• Input material
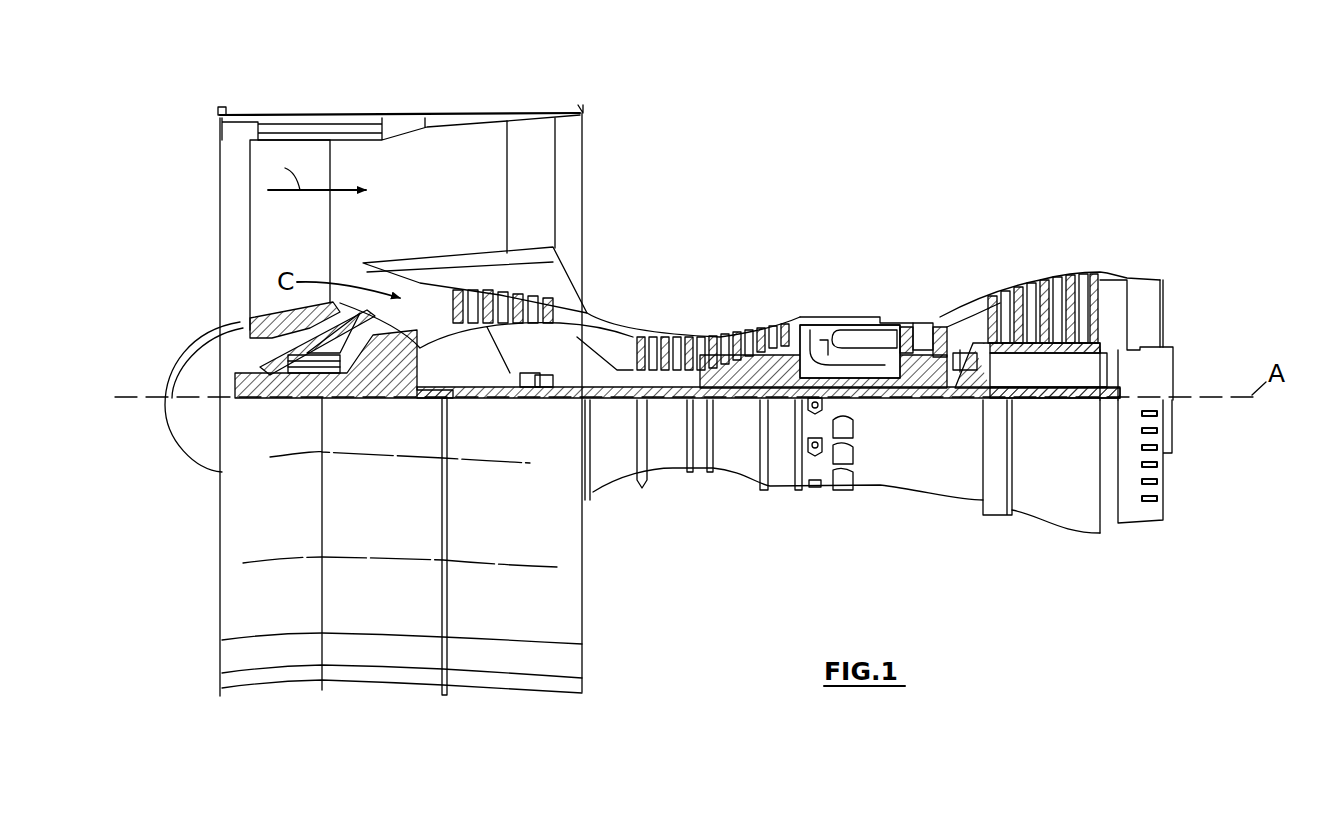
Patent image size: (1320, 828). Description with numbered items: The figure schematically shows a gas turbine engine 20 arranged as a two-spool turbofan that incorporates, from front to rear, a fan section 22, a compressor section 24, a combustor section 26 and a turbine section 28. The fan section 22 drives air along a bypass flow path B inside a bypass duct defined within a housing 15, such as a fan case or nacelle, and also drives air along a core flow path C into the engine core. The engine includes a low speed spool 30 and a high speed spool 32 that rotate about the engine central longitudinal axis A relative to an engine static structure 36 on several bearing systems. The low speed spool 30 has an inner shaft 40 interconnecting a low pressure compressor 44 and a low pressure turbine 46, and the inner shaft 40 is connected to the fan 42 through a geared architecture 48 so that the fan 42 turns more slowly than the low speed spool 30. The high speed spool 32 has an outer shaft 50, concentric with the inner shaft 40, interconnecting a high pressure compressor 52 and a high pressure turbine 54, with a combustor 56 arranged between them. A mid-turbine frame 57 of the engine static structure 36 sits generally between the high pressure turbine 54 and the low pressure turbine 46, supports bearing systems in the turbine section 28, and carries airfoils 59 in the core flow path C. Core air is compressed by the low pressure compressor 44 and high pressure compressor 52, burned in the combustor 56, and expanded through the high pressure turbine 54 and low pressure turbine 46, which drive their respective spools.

The housing 15 is at (400, 120).
The gas turbine engine 20 is at (862, 162).
The fan section 22 is at (333, 106).
The compressor section 24 is at (638, 303).
The combustor section 26 is at (855, 300).
The turbine section 28 is at (1005, 256).
The low speed spool 30 is at (742, 402).
The high speed spool 32 is at (782, 322).
The engine static structure 36 is at (780, 492).
The inner shaft 40 is at (607, 403).
The fan 42 is at (305, 243).
The low pressure compressor 44 is at (520, 298).
The low pressure turbine 46 is at (1050, 300).
The geared architecture 48 is at (400, 399).
The outer shaft 50 is at (865, 400).
The high pressure compressor 52 is at (710, 325).
The high pressure turbine 54 is at (920, 345).
The combustor 56 is at (862, 340).
The mid-turbine frame 57 is at (968, 306).
The airfoils 59 is at (1003, 372).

• Task to carry out
Copy the entry above word for word, including its description and every location line, but leave out the picture.

• Final answer
Patent image size: (1320, 828). Description with numbered items: The figure schematically shows a gas turbine engine 20 arranged as a two-spool turbofan that incorporates, from front to rear, a fan section 22, a compressor section 24, a combustor section 26 and a turbine section 28. The fan section 22 drives air along a bypass flow path B inside a bypass duct defined within a housing 15, such as a fan case or nacelle, and also drives air along a core flow path C into the engine core. The engine includes a low speed spool 30 and a high speed spool 32 that rotate about the engine central longitudinal axis A relative to an engine static structure 36 on several bearing systems. The low speed spool 30 has an inner shaft 40 interconnecting a low pressure compressor 44 and a low pressure turbine 46, and the inner shaft 40 is connected to the fan 42 through a geared architecture 48 so that the fan 42 turns more slowly than the low speed spool 30. The high speed spool 32 has an outer shaft 50, concentric with the inner shaft 40, interconnecting a high pressure compressor 52 and a high pressure turbine 54, with a combustor 56 arranged between them. A mid-turbine frame 57 of the engine static structure 36 sits generally between the high pressure turbine 54 and the low pressure turbine 46, supports bearing systems in the turbine section 28, and carries airfoils 59 in the core flow path C. Core air is compressed by the low pressure compressor 44 and high pressure compressor 52, burned in the combustor 56, and expanded through the high pressure turbine 54 and low pressure turbine 46, which drive their respective spools.

The housing 15 is at (400, 120).
The gas turbine engine 20 is at (862, 162).
The fan section 22 is at (333, 106).
The compressor section 24 is at (638, 303).
The combustor section 26 is at (855, 300).
The turbine section 28 is at (1005, 256).
The low speed spool 30 is at (742, 402).
The high speed spool 32 is at (782, 322).
The engine static structure 36 is at (780, 492).
The inner shaft 40 is at (607, 403).
The fan 42 is at (305, 243).
The low pressure compressor 44 is at (520, 298).
The low pressure turbine 46 is at (1050, 300).
The geared architecture 48 is at (400, 399).
The outer shaft 50 is at (865, 400).
The high pressure compressor 52 is at (710, 325).
The high pressure turbine 54 is at (920, 345).
The combustor 56 is at (862, 340).
The mid-turbine frame 57 is at (968, 306).
The airfoils 59 is at (1003, 372).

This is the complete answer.